----- MATERIAL SHOWN -----

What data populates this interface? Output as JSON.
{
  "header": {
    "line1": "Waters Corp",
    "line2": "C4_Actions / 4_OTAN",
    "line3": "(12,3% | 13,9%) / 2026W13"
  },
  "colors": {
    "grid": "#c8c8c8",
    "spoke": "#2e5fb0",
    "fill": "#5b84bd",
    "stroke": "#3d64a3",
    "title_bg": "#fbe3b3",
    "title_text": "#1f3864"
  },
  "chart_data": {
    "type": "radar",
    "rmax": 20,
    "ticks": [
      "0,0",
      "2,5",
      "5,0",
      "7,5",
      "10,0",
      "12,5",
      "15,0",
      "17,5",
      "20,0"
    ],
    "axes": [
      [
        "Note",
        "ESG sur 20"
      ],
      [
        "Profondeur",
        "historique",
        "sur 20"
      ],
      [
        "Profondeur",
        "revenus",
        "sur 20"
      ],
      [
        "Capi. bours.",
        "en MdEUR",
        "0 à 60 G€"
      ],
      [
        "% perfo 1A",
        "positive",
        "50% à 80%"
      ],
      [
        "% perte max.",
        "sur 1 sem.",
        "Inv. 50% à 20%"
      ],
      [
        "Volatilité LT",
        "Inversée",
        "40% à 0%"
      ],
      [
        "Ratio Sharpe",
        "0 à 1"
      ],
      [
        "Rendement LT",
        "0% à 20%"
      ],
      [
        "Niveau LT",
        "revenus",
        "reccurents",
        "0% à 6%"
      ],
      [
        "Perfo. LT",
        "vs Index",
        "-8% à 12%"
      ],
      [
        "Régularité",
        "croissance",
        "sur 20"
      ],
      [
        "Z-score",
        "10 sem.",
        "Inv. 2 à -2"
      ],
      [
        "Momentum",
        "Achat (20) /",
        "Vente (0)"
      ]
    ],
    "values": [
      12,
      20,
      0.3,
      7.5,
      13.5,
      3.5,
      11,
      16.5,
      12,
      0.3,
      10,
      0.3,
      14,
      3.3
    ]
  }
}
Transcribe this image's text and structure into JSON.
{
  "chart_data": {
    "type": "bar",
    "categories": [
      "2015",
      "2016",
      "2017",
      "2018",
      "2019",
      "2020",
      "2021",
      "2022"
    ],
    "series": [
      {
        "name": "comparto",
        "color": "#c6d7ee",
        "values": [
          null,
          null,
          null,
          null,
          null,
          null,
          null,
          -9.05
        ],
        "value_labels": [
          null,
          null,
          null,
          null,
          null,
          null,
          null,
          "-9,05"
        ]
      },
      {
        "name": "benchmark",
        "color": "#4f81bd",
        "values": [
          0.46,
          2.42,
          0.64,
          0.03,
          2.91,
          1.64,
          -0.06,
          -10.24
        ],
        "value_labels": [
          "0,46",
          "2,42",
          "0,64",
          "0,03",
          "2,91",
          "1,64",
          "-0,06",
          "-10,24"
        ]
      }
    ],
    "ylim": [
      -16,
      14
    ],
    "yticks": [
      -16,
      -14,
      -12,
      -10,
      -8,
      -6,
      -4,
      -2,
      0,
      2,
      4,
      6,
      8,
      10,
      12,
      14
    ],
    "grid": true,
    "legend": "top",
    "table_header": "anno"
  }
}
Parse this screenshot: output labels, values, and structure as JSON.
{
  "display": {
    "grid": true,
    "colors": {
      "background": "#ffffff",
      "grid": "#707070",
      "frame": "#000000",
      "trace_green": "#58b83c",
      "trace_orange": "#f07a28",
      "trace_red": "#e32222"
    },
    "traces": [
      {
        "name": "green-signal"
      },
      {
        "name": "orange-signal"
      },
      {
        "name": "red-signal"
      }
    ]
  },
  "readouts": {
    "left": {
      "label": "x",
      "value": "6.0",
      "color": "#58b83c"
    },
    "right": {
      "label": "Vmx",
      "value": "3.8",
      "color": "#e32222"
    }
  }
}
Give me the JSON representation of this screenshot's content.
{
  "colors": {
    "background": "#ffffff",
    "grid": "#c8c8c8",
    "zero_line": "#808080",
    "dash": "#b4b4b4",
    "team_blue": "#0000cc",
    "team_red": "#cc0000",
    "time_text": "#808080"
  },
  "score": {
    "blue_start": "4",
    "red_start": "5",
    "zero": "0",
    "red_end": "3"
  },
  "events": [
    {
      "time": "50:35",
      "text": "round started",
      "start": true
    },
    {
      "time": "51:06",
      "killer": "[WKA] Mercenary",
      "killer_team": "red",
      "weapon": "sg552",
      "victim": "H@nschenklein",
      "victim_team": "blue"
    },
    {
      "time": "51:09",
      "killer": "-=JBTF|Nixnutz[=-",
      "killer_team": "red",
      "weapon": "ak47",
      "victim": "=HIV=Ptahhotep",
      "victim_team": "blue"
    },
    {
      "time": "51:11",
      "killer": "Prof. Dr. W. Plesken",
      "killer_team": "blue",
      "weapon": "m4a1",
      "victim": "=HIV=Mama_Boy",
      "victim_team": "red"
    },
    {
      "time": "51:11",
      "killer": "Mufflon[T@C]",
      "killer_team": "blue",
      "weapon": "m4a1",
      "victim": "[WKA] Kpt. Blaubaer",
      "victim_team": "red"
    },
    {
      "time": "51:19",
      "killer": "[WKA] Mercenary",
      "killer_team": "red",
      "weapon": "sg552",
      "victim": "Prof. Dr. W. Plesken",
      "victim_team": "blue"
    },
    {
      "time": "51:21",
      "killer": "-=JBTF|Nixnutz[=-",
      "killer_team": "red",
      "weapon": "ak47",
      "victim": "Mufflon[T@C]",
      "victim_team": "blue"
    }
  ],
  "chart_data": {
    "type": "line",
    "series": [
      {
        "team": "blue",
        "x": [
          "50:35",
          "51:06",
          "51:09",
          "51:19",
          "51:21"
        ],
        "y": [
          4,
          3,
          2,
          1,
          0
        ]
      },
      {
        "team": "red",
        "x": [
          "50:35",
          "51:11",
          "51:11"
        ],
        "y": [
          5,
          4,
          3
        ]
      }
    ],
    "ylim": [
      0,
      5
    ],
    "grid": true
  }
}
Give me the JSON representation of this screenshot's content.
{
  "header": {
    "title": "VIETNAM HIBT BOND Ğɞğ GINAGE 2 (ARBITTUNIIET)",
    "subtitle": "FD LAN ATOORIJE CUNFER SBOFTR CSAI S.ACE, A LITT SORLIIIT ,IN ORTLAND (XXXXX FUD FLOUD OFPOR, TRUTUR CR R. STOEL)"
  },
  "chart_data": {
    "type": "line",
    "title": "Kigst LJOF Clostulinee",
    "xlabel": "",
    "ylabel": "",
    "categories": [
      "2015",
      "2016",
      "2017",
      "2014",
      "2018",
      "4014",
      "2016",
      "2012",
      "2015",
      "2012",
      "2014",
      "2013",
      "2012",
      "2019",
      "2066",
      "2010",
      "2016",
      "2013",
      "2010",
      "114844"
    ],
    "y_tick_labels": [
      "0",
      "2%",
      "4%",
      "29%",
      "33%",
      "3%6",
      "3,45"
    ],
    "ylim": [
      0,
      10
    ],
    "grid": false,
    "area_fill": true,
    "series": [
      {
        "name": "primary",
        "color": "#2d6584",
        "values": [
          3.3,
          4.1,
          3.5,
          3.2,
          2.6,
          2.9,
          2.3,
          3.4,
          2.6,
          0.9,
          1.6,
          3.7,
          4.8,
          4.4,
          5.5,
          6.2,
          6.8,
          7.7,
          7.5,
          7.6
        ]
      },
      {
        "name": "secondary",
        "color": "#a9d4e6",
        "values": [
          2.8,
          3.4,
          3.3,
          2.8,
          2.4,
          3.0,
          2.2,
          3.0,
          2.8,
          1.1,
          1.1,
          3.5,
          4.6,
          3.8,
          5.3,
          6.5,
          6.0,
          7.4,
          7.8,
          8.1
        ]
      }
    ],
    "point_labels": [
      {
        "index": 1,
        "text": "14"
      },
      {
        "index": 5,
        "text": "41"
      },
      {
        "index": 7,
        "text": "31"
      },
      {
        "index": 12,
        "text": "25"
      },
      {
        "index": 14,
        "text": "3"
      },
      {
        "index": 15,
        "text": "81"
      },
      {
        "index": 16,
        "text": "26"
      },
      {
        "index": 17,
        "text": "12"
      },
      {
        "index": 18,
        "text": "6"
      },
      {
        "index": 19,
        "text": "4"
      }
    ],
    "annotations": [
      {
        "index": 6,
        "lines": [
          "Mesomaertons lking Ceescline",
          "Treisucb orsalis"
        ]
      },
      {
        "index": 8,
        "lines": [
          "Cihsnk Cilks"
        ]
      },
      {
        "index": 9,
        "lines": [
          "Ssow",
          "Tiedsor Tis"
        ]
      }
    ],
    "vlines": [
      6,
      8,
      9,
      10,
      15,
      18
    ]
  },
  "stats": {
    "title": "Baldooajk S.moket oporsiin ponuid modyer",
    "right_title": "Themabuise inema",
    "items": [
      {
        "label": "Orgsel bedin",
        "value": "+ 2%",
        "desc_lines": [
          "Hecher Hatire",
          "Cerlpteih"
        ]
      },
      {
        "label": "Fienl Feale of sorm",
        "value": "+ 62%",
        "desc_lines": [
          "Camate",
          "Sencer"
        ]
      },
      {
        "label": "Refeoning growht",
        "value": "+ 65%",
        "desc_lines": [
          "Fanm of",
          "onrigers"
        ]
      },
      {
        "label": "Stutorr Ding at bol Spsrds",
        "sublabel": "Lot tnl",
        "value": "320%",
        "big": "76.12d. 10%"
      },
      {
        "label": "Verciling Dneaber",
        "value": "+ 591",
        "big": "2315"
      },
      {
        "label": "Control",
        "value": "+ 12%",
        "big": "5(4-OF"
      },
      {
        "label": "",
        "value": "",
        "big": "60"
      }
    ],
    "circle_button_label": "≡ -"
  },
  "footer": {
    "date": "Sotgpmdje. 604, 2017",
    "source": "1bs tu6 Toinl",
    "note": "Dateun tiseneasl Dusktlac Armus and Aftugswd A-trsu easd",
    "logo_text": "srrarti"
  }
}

-----

- PROBLEM -
Write out each line of the data that holds the string "name".

- SOLUTION FOR THIS PROBLEM -
        "name": "comparto",
        "name": "benchmark",
        "name": "green-signal"
        "name": "orange-signal"
        "name": "red-signal"
        "name": "primary",
        "name": "secondary",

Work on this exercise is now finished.